- Problem description -
Leaving out the pictures, transcribe all of the records faithfully.

Part of a data file

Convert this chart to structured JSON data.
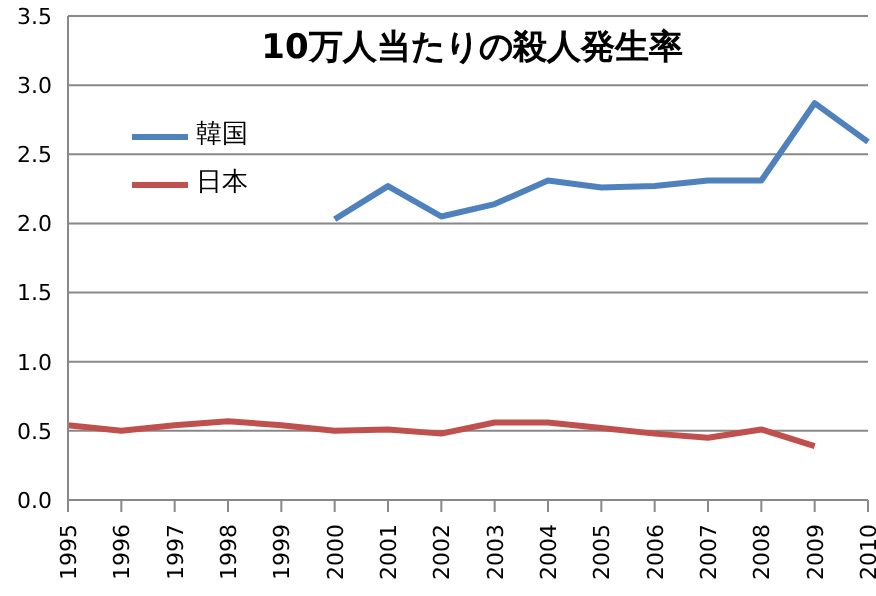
{
  "chart_data": {
    "type": "line",
    "title": "10万人当たりの殺人発生率",
    "categories": [
      "1995",
      "1996",
      "1997",
      "1998",
      "1999",
      "2000",
      "2001",
      "2002",
      "2003",
      "2004",
      "2005",
      "2006",
      "2007",
      "2008",
      "2009",
      "2010"
    ],
    "series": [
      {
        "name": "韓国",
        "color": "#4f81bd",
        "values": [
          null,
          null,
          null,
          null,
          null,
          2.03,
          2.27,
          2.05,
          2.14,
          2.31,
          2.26,
          2.27,
          2.31,
          2.31,
          2.87,
          2.59
        ]
      },
      {
        "name": "日本",
        "color": "#c0504d",
        "values": [
          0.54,
          0.5,
          0.54,
          0.57,
          0.54,
          0.5,
          0.51,
          0.48,
          0.56,
          0.56,
          0.52,
          0.48,
          0.45,
          0.51,
          0.39,
          null
        ]
      }
    ],
    "ylim": [
      0,
      3.5
    ],
    "yticks": [
      {
        "value": 0,
        "label": "0.0"
      },
      0.5,
      {
        "value": 1,
        "label": "1.0"
      },
      1.5,
      {
        "value": 2,
        "label": "2.0"
      },
      2.5,
      {
        "value": 3,
        "label": "3.0"
      },
      3.5
    ],
    "grid": "y",
    "legend": "top left",
    "marker": "none",
    "line_style": "solid"
  }
}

- Written answer -
Convert this chart to structured JSON data.
{
  "chart_data": {
    "type": "line",
    "title": "10万人当たりの殺人発生率",
    "categories": [
      "1995",
      "1996",
      "1997",
      "1998",
      "1999",
      "2000",
      "2001",
      "2002",
      "2003",
      "2004",
      "2005",
      "2006",
      "2007",
      "2008",
      "2009",
      "2010"
    ],
    "series": [
      {
        "name": "韓国",
        "color": "#4f81bd",
        "values": [
          null,
          null,
          null,
          null,
          null,
          2.03,
          2.27,
          2.05,
          2.14,
          2.31,
          2.26,
          2.27,
          2.31,
          2.31,
          2.87,
          2.59
        ]
      },
      {
        "name": "日本",
        "color": "#c0504d",
        "values": [
          0.54,
          0.5,
          0.54,
          0.57,
          0.54,
          0.5,
          0.51,
          0.48,
          0.56,
          0.56,
          0.52,
          0.48,
          0.45,
          0.51,
          0.39,
          null
        ]
      }
    ],
    "ylim": [
      0,
      3.5
    ],
    "yticks": [
      {
        "value": 0,
        "label": "0.0"
      },
      0.5,
      {
        "value": 1,
        "label": "1.0"
      },
      1.5,
      {
        "value": 2,
        "label": "2.0"
      },
      2.5,
      {
        "value": 3,
        "label": "3.0"
      },
      3.5
    ],
    "grid": "y",
    "legend": "top left",
    "marker": "none",
    "line_style": "solid"
  }
}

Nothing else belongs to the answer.